(Items from a data source)
--- BEGIN ---

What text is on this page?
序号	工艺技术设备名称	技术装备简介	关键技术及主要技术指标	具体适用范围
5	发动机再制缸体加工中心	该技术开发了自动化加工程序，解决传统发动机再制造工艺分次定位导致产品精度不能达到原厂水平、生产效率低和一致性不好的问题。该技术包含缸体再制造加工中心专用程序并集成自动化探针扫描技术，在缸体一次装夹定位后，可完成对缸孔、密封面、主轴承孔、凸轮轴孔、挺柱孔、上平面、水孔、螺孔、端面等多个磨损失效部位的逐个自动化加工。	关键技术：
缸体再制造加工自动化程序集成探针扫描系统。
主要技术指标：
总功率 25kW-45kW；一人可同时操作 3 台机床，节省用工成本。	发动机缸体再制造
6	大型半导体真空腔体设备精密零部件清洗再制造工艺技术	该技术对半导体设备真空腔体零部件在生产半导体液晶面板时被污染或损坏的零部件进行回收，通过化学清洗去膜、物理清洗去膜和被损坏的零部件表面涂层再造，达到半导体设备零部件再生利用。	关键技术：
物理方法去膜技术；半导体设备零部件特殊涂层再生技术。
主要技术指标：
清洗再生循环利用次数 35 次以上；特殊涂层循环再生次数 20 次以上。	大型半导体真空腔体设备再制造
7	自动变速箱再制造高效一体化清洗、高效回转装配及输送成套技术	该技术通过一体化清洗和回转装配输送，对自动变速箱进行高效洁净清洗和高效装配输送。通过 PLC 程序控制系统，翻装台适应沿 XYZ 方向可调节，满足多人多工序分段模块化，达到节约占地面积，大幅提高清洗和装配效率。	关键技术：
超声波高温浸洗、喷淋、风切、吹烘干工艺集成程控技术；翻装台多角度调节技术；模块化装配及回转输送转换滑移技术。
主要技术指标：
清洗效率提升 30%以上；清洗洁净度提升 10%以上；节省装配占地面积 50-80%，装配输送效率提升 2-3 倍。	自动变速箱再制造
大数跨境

--- END ---

▸ Task requirements
Write the material out again in its entirety, exactly as shown.

▸ Output below
What text is on this page?
序号	工艺技术设备名称	技术装备简介	关键技术及主要技术指标	具体适用范围
5	发动机再制缸体加工中心	该技术开发了自动化加工程序，解决传统发动机再制造工艺分次定位导致产品精度不能达到原厂水平、生产效率低和一致性不好的问题。该技术包含缸体再制造加工中心专用程序并集成自动化探针扫描技术，在缸体一次装夹定位后，可完成对缸孔、密封面、主轴承孔、凸轮轴孔、挺柱孔、上平面、水孔、螺孔、端面等多个磨损失效部位的逐个自动化加工。	关键技术：
缸体再制造加工自动化程序集成探针扫描系统。
主要技术指标：
总功率 25kW-45kW；一人可同时操作 3 台机床，节省用工成本。	发动机缸体再制造
6	大型半导体真空腔体设备精密零部件清洗再制造工艺技术	该技术对半导体设备真空腔体零部件在生产半导体液晶面板时被污染或损坏的零部件进行回收，通过化学清洗去膜、物理清洗去膜和被损坏的零部件表面涂层再造，达到半导体设备零部件再生利用。	关键技术：
物理方法去膜技术；半导体设备零部件特殊涂层再生技术。
主要技术指标：
清洗再生循环利用次数 35 次以上；特殊涂层循环再生次数 20 次以上。	大型半导体真空腔体设备再制造
7	自动变速箱再制造高效一体化清洗、高效回转装配及输送成套技术	该技术通过一体化清洗和回转装配输送，对自动变速箱进行高效洁净清洗和高效装配输送。通过 PLC 程序控制系统，翻装台适应沿 XYZ 方向可调节，满足多人多工序分段模块化，达到节约占地面积，大幅提高清洗和装配效率。	关键技术：
超声波高温浸洗、喷淋、风切、吹烘干工艺集成程控技术；翻装台多角度调节技术；模块化装配及回转输送转换滑移技术。
主要技术指标：
清洗效率提升 30%以上；清洗洁净度提升 10%以上；节省装配占地面积 50-80%，装配输送效率提升 2-3 倍。	自动变速箱再制造
大数跨境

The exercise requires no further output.